WHAT TO WORK ON
Select all lines in the records that include "markets".

____

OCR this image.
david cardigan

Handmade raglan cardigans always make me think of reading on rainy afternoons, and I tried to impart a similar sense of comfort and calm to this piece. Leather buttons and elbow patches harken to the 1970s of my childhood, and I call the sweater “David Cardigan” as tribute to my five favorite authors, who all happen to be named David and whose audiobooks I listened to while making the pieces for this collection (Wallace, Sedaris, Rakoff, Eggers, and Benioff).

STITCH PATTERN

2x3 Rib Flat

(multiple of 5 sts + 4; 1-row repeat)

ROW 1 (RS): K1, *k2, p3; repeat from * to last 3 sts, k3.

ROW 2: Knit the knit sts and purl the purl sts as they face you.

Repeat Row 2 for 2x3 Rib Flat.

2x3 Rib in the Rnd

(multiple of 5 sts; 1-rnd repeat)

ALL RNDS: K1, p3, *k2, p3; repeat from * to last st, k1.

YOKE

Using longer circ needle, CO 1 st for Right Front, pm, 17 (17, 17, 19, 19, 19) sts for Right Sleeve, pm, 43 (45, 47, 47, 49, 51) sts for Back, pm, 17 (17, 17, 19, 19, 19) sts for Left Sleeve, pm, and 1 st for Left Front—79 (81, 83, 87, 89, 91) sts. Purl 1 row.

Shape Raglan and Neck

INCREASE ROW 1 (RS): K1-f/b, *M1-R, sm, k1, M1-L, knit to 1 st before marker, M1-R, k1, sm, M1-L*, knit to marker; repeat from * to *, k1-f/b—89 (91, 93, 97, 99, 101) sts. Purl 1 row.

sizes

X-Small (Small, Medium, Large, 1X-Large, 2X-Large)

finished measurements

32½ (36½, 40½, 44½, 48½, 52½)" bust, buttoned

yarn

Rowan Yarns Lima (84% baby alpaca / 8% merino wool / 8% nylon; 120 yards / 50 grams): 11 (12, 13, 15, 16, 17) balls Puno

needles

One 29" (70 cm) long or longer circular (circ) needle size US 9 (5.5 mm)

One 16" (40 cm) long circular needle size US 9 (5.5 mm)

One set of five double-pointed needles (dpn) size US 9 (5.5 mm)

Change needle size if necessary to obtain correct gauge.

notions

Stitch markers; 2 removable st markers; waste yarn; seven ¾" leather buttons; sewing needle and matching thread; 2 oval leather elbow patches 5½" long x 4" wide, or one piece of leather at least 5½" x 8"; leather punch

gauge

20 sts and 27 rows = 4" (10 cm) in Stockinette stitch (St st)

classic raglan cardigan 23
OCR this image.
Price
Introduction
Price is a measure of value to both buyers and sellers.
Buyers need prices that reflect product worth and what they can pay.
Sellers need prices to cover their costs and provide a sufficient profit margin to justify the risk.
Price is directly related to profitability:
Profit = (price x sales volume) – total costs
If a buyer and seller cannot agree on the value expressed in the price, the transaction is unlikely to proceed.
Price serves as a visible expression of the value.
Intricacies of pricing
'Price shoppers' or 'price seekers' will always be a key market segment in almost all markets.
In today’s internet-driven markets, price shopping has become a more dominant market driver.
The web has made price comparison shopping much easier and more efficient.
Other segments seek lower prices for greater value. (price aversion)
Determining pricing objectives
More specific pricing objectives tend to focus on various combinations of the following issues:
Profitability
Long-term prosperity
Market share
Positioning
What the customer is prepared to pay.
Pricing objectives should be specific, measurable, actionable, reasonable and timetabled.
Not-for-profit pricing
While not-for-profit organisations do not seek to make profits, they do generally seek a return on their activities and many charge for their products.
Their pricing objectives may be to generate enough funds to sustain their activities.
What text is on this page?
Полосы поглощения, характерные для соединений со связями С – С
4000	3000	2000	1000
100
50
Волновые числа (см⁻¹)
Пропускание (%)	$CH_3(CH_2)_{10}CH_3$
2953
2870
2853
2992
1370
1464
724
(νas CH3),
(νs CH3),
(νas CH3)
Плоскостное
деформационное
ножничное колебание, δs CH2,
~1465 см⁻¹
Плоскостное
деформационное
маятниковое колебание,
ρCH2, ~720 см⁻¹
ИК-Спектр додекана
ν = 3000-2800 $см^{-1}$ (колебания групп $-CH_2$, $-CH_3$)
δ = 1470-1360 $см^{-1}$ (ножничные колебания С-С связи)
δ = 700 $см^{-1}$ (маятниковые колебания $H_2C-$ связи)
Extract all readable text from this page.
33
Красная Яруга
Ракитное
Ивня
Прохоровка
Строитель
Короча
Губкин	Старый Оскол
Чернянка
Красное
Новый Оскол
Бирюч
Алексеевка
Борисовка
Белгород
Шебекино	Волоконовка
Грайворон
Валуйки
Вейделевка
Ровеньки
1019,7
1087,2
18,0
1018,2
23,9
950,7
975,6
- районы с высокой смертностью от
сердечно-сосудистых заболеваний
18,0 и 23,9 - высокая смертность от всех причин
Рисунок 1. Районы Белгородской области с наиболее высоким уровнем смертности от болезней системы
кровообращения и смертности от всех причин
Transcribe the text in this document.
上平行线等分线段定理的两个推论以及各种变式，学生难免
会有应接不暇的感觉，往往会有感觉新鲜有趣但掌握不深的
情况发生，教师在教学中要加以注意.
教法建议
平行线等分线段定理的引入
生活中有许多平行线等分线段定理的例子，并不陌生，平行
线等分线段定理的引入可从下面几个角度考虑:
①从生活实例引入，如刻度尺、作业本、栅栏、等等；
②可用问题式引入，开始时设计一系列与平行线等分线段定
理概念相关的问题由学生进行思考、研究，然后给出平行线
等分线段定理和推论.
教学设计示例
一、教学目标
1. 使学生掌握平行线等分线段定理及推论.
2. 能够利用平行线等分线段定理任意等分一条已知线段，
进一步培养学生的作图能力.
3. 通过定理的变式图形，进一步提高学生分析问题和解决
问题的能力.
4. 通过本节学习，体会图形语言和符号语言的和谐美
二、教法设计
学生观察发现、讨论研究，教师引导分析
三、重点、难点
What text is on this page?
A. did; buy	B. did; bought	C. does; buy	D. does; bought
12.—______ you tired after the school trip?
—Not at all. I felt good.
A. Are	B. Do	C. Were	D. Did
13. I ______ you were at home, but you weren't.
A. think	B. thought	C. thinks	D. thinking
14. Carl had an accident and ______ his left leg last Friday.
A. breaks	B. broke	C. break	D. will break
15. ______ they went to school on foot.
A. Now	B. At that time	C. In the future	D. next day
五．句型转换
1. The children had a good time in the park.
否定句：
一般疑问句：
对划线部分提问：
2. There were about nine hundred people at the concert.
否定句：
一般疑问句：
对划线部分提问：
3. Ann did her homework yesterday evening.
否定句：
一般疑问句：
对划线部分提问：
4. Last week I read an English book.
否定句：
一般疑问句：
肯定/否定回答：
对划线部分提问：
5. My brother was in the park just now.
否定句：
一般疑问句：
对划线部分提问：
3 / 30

____

ANSWER TO THE EXERCISE
'Price shoppers' or 'price seekers' will always be a key market segment in almost all markets.
In today’s internet-driven markets, price shopping has become a more dominant market driver.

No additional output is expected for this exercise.